_Supplied records_:
::::::::::

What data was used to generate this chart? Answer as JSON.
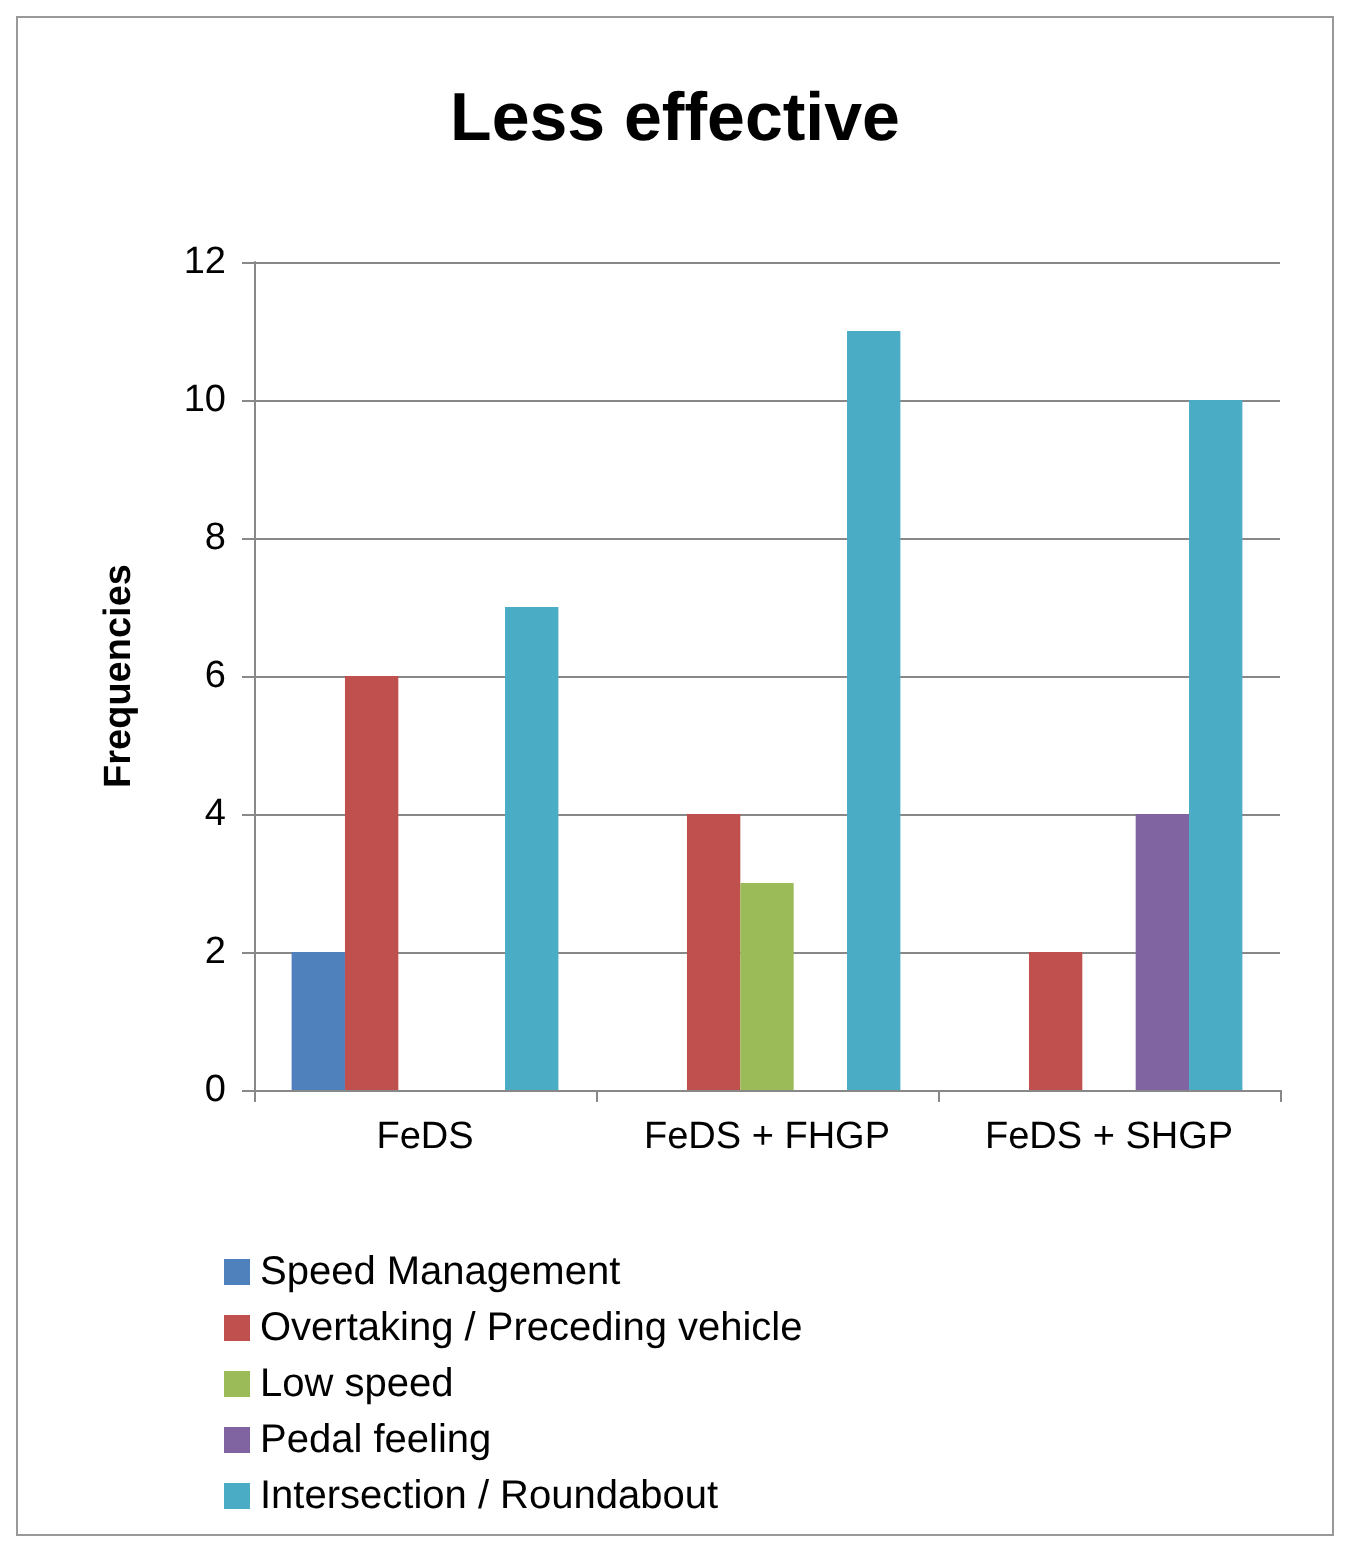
{
  "chart_data": {
    "type": "bar",
    "title": "Less effective",
    "ylabel": "Frequencies",
    "categories": [
      "FeDS",
      "FeDS + FHGP",
      "FeDS + SHGP"
    ],
    "series": [
      {
        "name": "Speed Management",
        "color": "#4f81bd",
        "values": [
          2,
          null,
          null
        ]
      },
      {
        "name": "Overtaking / Preceding vehicle",
        "color": "#c0504d",
        "values": [
          6,
          4,
          2
        ]
      },
      {
        "name": "Low speed",
        "color": "#9bbb59",
        "values": [
          null,
          3,
          null
        ]
      },
      {
        "name": "Pedal feeling",
        "color": "#8064a2",
        "values": [
          null,
          null,
          4
        ]
      },
      {
        "name": "Intersection / Roundabout",
        "color": "#4bacc6",
        "values": [
          7,
          11,
          10
        ]
      }
    ],
    "ylim": [
      0,
      12
    ],
    "yticks": [
      0,
      2,
      4,
      6,
      8,
      10,
      12
    ],
    "grid": "y",
    "legend": "bottom"
  }
}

::::::::::

Copy out every line in the listing where the word "name" appears.

        "name": "Speed Management",
        "name": "Overtaking / Preceding vehicle",
        "name": "Low speed",
        "name": "Pedal feeling",
        "name": "Intersection / Roundabout",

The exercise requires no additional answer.